[START OF DATA FOR THE TASK]

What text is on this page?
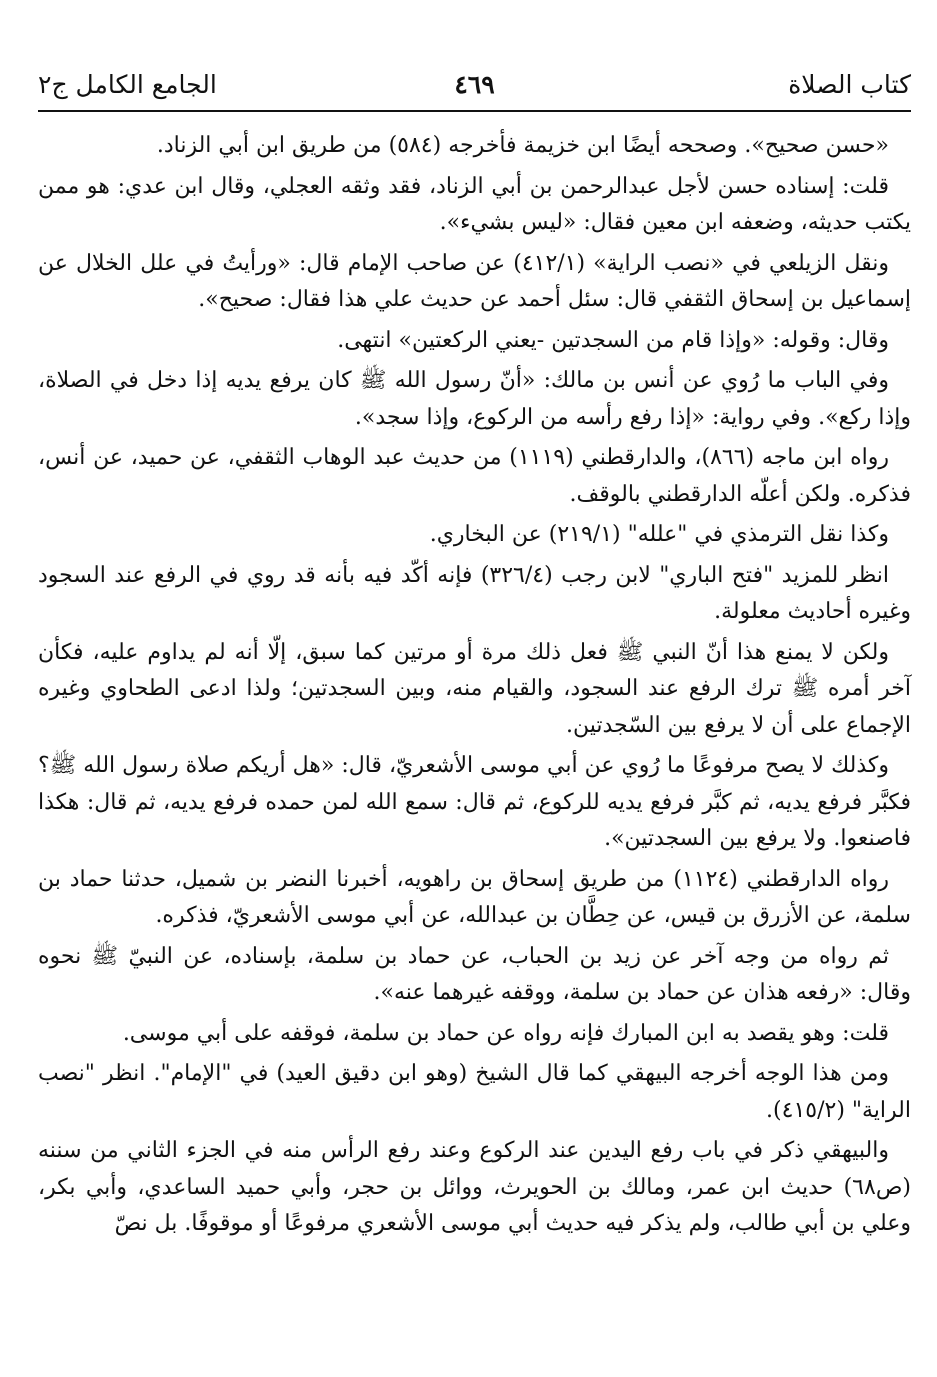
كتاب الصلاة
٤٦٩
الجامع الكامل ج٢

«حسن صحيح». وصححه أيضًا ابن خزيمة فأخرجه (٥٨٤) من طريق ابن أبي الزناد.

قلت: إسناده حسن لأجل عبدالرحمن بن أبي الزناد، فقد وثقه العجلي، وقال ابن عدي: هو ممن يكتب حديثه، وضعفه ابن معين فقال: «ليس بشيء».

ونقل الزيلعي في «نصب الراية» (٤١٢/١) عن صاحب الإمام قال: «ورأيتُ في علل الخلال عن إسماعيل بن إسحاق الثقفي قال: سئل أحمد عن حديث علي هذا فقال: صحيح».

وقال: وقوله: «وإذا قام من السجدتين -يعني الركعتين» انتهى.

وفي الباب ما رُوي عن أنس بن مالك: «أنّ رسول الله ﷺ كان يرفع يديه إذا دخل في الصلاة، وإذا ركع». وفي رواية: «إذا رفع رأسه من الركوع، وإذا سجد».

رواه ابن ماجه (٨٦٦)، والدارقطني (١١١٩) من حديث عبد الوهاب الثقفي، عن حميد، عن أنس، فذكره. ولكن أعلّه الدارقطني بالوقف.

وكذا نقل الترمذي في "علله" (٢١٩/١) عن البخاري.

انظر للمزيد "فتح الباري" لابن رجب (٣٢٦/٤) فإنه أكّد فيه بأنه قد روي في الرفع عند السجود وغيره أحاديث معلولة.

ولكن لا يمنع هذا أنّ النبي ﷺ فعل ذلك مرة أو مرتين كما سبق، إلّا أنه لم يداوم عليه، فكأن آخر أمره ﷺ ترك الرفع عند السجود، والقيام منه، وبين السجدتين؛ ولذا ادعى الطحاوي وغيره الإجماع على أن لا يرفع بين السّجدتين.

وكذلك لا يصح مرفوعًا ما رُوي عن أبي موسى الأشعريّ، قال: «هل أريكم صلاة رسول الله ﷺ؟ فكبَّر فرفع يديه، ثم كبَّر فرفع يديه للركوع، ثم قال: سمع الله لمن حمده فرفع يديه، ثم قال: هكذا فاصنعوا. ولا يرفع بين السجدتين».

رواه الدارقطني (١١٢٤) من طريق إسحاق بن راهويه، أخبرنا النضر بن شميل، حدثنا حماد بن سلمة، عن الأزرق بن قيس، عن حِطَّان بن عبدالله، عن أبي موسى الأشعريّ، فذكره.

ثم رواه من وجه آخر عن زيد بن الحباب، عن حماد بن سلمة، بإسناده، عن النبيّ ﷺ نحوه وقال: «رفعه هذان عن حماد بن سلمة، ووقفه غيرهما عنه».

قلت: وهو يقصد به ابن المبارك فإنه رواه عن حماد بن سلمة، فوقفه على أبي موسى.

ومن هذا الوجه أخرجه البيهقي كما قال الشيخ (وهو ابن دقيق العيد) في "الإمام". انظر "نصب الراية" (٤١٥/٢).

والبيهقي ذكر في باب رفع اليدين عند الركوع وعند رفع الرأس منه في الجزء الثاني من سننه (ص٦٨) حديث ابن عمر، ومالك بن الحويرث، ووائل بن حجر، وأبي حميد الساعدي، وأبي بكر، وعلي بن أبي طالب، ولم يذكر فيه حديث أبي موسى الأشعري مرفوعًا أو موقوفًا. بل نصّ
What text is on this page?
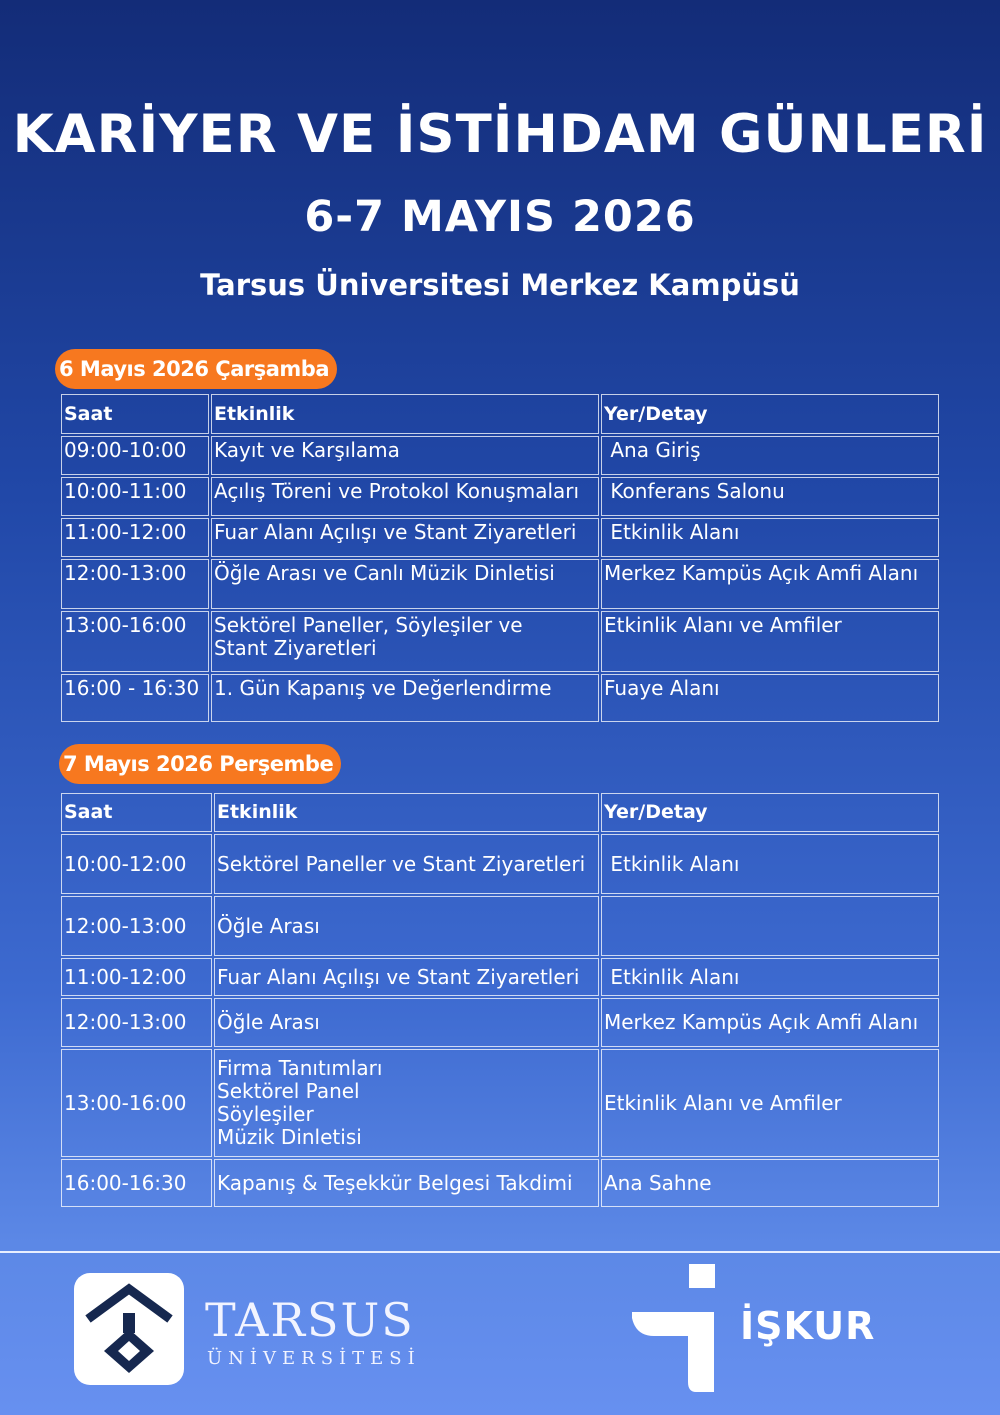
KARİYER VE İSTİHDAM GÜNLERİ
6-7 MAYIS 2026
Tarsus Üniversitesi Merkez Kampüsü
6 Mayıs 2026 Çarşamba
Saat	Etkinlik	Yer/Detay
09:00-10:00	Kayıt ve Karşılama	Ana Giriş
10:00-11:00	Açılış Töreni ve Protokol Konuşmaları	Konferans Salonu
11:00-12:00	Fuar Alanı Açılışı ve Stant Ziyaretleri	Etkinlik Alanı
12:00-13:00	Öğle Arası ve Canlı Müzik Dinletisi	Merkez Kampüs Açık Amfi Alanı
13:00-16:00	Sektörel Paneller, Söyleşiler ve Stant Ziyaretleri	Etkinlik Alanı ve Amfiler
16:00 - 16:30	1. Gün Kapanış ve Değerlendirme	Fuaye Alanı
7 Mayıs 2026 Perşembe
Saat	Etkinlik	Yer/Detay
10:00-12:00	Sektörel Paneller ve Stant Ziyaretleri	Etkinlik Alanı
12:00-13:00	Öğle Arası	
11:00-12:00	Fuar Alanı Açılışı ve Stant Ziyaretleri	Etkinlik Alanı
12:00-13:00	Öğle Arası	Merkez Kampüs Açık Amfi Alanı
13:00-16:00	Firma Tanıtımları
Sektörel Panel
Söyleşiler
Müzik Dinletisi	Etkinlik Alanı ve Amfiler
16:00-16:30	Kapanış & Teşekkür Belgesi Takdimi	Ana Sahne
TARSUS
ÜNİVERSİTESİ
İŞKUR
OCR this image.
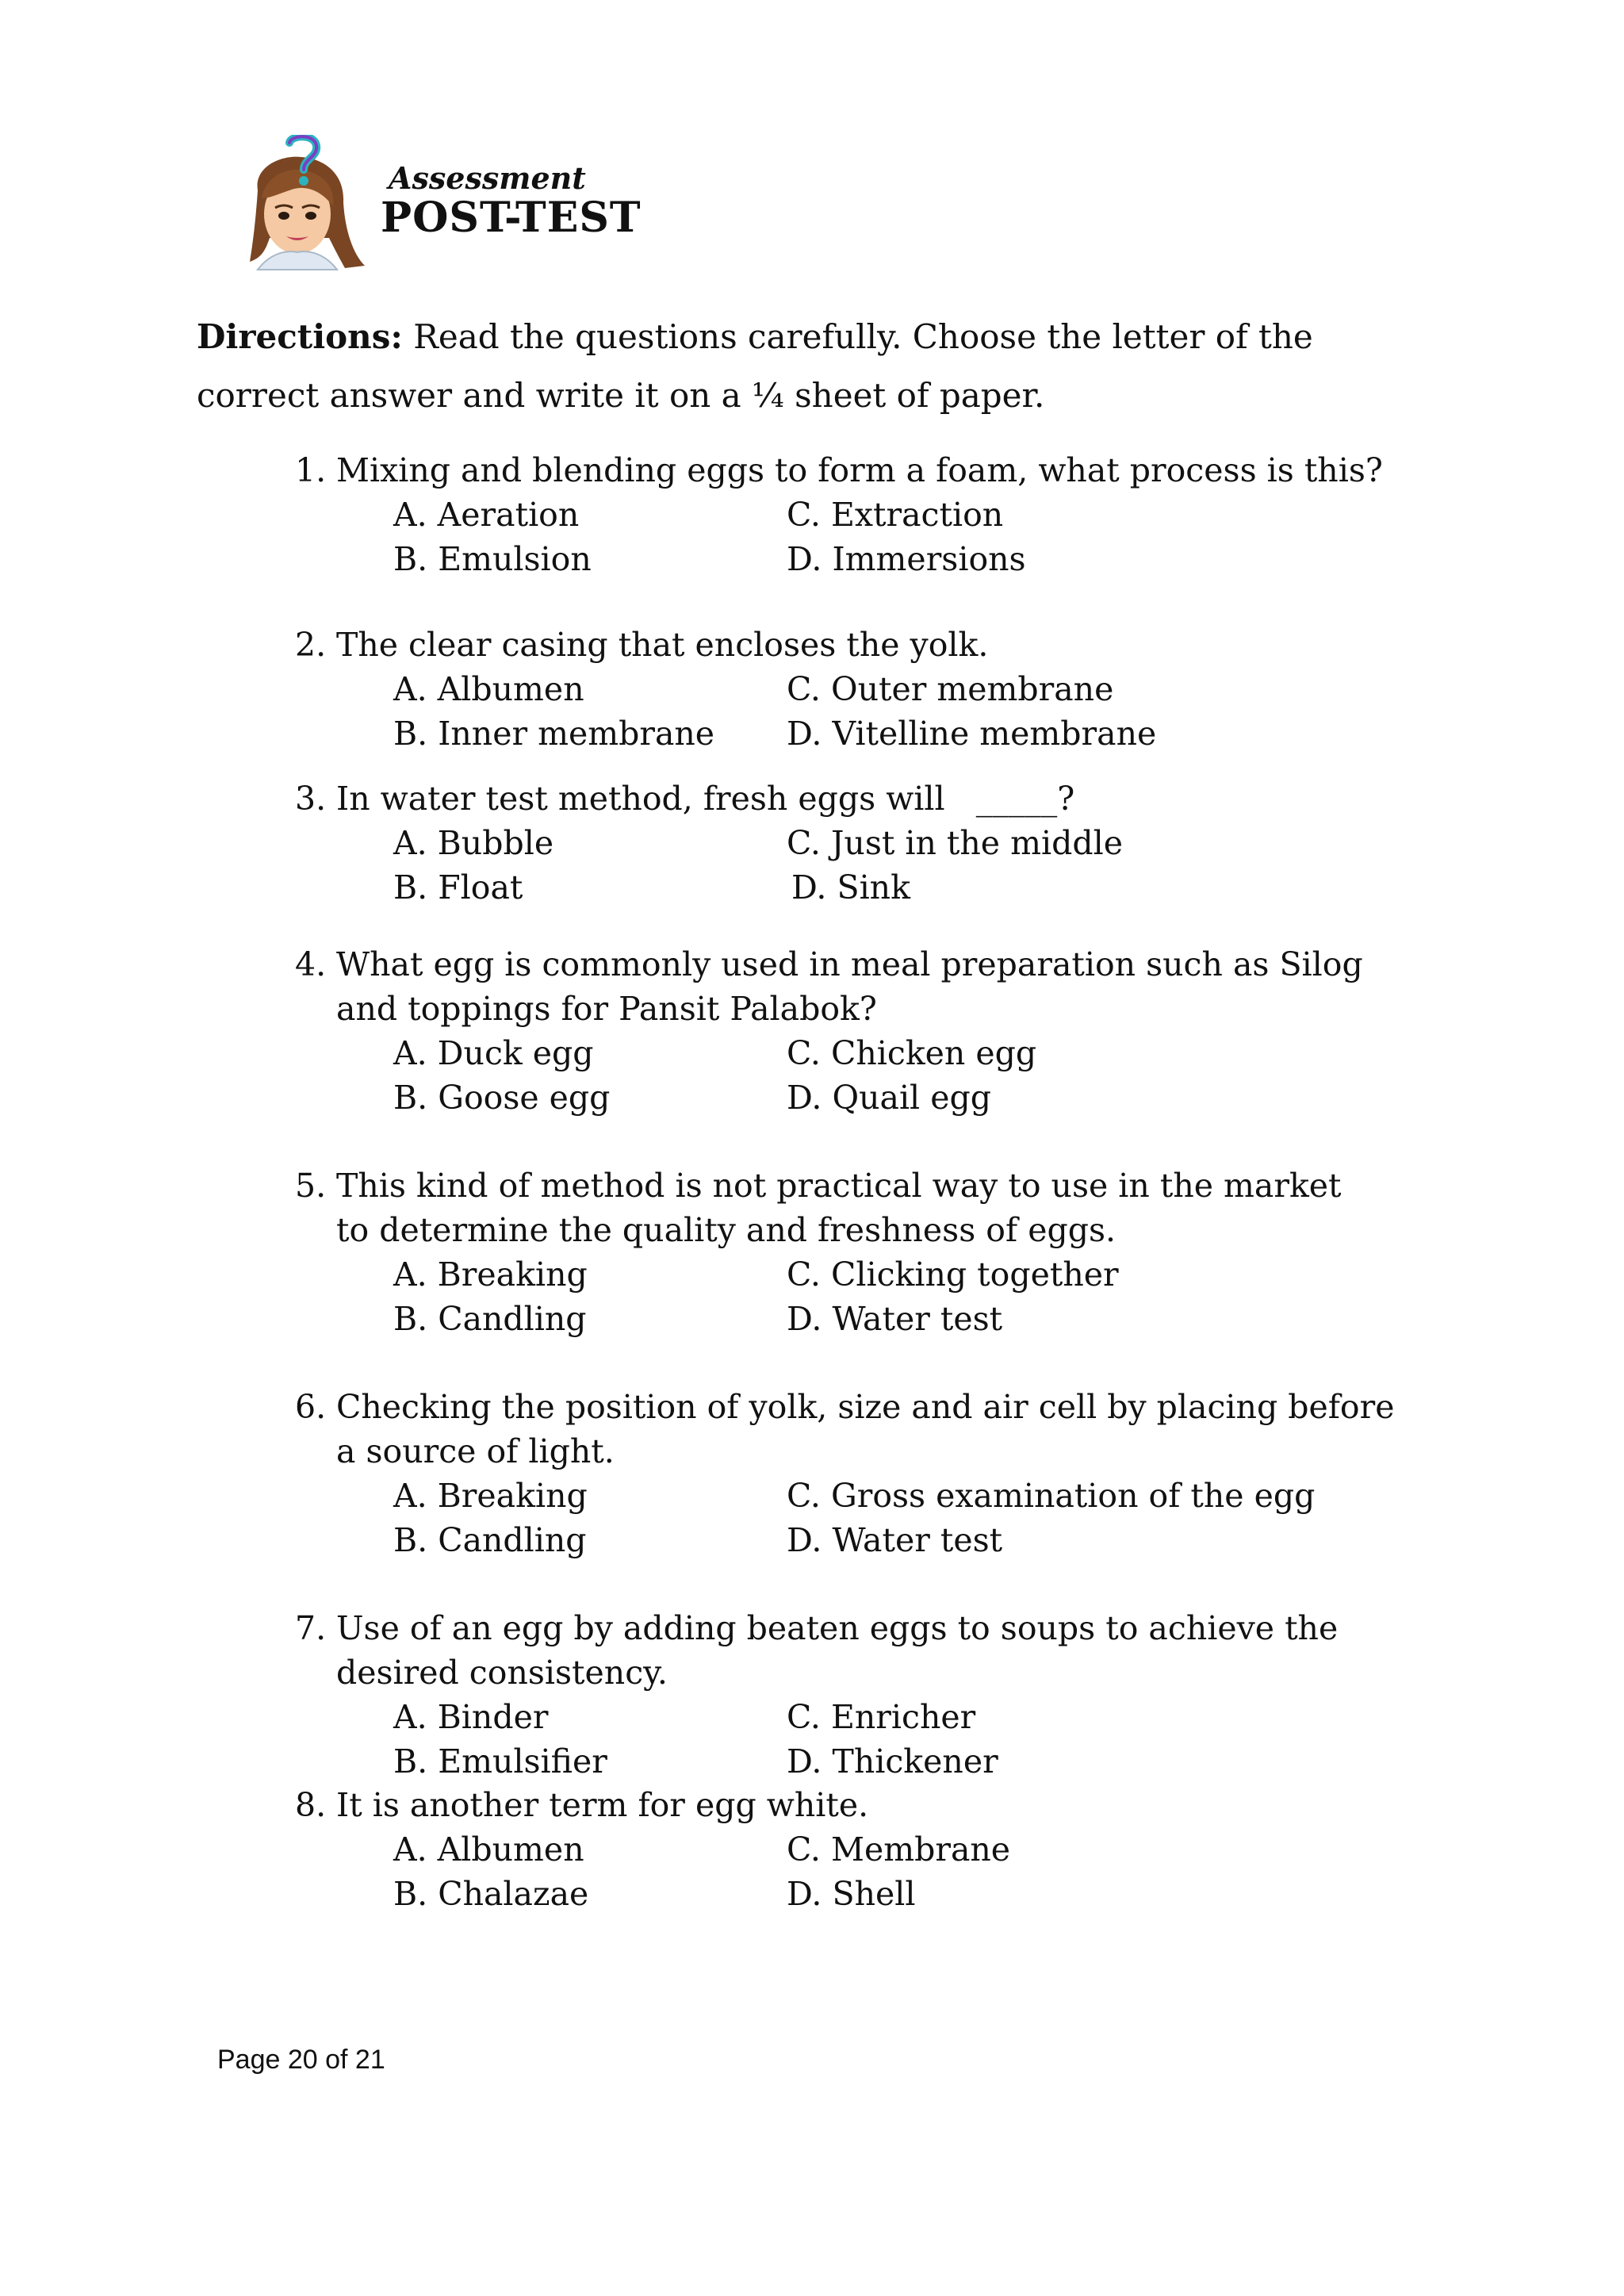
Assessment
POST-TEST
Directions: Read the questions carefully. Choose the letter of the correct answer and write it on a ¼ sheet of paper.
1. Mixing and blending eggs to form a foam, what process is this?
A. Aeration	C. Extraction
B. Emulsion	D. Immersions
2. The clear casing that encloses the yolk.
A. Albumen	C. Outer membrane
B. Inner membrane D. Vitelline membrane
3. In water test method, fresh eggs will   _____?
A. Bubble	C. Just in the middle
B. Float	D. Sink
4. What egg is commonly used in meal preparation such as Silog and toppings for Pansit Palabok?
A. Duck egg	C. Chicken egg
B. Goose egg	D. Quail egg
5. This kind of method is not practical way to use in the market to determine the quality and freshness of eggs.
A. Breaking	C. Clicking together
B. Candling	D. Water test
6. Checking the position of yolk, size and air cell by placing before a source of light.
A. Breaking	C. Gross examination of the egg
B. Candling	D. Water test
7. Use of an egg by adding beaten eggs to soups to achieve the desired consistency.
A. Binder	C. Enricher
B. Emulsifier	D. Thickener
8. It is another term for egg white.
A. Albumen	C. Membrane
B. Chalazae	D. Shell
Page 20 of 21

[END OF DATA FOR THE TASK]

* _GIVEN INSTRUCTION_: Retype the listing exactly. Pictures do not belong in the copy.

* _CORRECT RESPONSE_:
What text is on this page?
كتاب الصلاة
٤٦٩
الجامع الكامل ج٢

«حسن صحيح». وصححه أيضًا ابن خزيمة فأخرجه (٥٨٤) من طريق ابن أبي الزناد.

قلت: إسناده حسن لأجل عبدالرحمن بن أبي الزناد، فقد وثقه العجلي، وقال ابن عدي: هو ممن يكتب حديثه، وضعفه ابن معين فقال: «ليس بشيء».

ونقل الزيلعي في «نصب الراية» (٤١٢/١) عن صاحب الإمام قال: «ورأيتُ في علل الخلال عن إسماعيل بن إسحاق الثقفي قال: سئل أحمد عن حديث علي هذا فقال: صحيح».

وقال: وقوله: «وإذا قام من السجدتين -يعني الركعتين» انتهى.

وفي الباب ما رُوي عن أنس بن مالك: «أنّ رسول الله ﷺ كان يرفع يديه إذا دخل في الصلاة، وإذا ركع». وفي رواية: «إذا رفع رأسه من الركوع، وإذا سجد».

رواه ابن ماجه (٨٦٦)، والدارقطني (١١١٩) من حديث عبد الوهاب الثقفي، عن حميد، عن أنس، فذكره. ولكن أعلّه الدارقطني بالوقف.

وكذا نقل الترمذي في "علله" (٢١٩/١) عن البخاري.

انظر للمزيد "فتح الباري" لابن رجب (٣٢٦/٤) فإنه أكّد فيه بأنه قد روي في الرفع عند السجود وغيره أحاديث معلولة.

ولكن لا يمنع هذا أنّ النبي ﷺ فعل ذلك مرة أو مرتين كما سبق، إلّا أنه لم يداوم عليه، فكأن آخر أمره ﷺ ترك الرفع عند السجود، والقيام منه، وبين السجدتين؛ ولذا ادعى الطحاوي وغيره الإجماع على أن لا يرفع بين السّجدتين.

وكذلك لا يصح مرفوعًا ما رُوي عن أبي موسى الأشعريّ، قال: «هل أريكم صلاة رسول الله ﷺ؟ فكبَّر فرفع يديه، ثم كبَّر فرفع يديه للركوع، ثم قال: سمع الله لمن حمده فرفع يديه، ثم قال: هكذا فاصنعوا. ولا يرفع بين السجدتين».

رواه الدارقطني (١١٢٤) من طريق إسحاق بن راهويه، أخبرنا النضر بن شميل، حدثنا حماد بن سلمة، عن الأزرق بن قيس، عن حِطَّان بن عبدالله، عن أبي موسى الأشعريّ، فذكره.

ثم رواه من وجه آخر عن زيد بن الحباب، عن حماد بن سلمة، بإسناده، عن النبيّ ﷺ نحوه وقال: «رفعه هذان عن حماد بن سلمة، ووقفه غيرهما عنه».

قلت: وهو يقصد به ابن المبارك فإنه رواه عن حماد بن سلمة، فوقفه على أبي موسى.

ومن هذا الوجه أخرجه البيهقي كما قال الشيخ (وهو ابن دقيق العيد) في "الإمام". انظر "نصب الراية" (٤١٥/٢).

والبيهقي ذكر في باب رفع اليدين عند الركوع وعند رفع الرأس منه في الجزء الثاني من سننه (ص٦٨) حديث ابن عمر، ومالك بن الحويرث، ووائل بن حجر، وأبي حميد الساعدي، وأبي بكر، وعلي بن أبي طالب، ولم يذكر فيه حديث أبي موسى الأشعري مرفوعًا أو موقوفًا. بل نصّ
What text is on this page?
KARİYER VE İSTİHDAM GÜNLERİ
6-7 MAYIS 2026
Tarsus Üniversitesi Merkez Kampüsü
6 Mayıs 2026 Çarşamba
Saat	Etkinlik	Yer/Detay
09:00-10:00	Kayıt ve Karşılama	Ana Giriş
10:00-11:00	Açılış Töreni ve Protokol Konuşmaları	Konferans Salonu
11:00-12:00	Fuar Alanı Açılışı ve Stant Ziyaretleri	Etkinlik Alanı
12:00-13:00	Öğle Arası ve Canlı Müzik Dinletisi	Merkez Kampüs Açık Amfi Alanı
13:00-16:00	Sektörel Paneller, Söyleşiler ve Stant Ziyaretleri	Etkinlik Alanı ve Amfiler
16:00 - 16:30	1. Gün Kapanış ve Değerlendirme	Fuaye Alanı
7 Mayıs 2026 Perşembe
Saat	Etkinlik	Yer/Detay
10:00-12:00	Sektörel Paneller ve Stant Ziyaretleri	Etkinlik Alanı
12:00-13:00	Öğle Arası	
11:00-12:00	Fuar Alanı Açılışı ve Stant Ziyaretleri	Etkinlik Alanı
12:00-13:00	Öğle Arası	Merkez Kampüs Açık Amfi Alanı
13:00-16:00	Firma Tanıtımları
Sektörel Panel
Söyleşiler
Müzik Dinletisi	Etkinlik Alanı ve Amfiler
16:00-16:30	Kapanış & Teşekkür Belgesi Takdimi	Ana Sahne
TARSUS
ÜNİVERSİTESİ
İŞKUR
OCR this image.
Assessment
POST-TEST
Directions: Read the questions carefully. Choose the letter of the correct answer and write it on a ¼ sheet of paper.
1. Mixing and blending eggs to form a foam, what process is this?
A. Aeration	C. Extraction
B. Emulsion	D. Immersions
2. The clear casing that encloses the yolk.
A. Albumen	C. Outer membrane
B. Inner membrane D. Vitelline membrane
3. In water test method, fresh eggs will   _____?
A. Bubble	C. Just in the middle
B. Float	D. Sink
4. What egg is commonly used in meal preparation such as Silog and toppings for Pansit Palabok?
A. Duck egg	C. Chicken egg
B. Goose egg	D. Quail egg
5. This kind of method is not practical way to use in the market to determine the quality and freshness of eggs.
A. Breaking	C. Clicking together
B. Candling	D. Water test
6. Checking the position of yolk, size and air cell by placing before a source of light.
A. Breaking	C. Gross examination of the egg
B. Candling	D. Water test
7. Use of an egg by adding beaten eggs to soups to achieve the desired consistency.
A. Binder	C. Enricher
B. Emulsifier	D. Thickener
8. It is another term for egg white.
A. Albumen	C. Membrane
B. Chalazae	D. Shell
Page 20 of 21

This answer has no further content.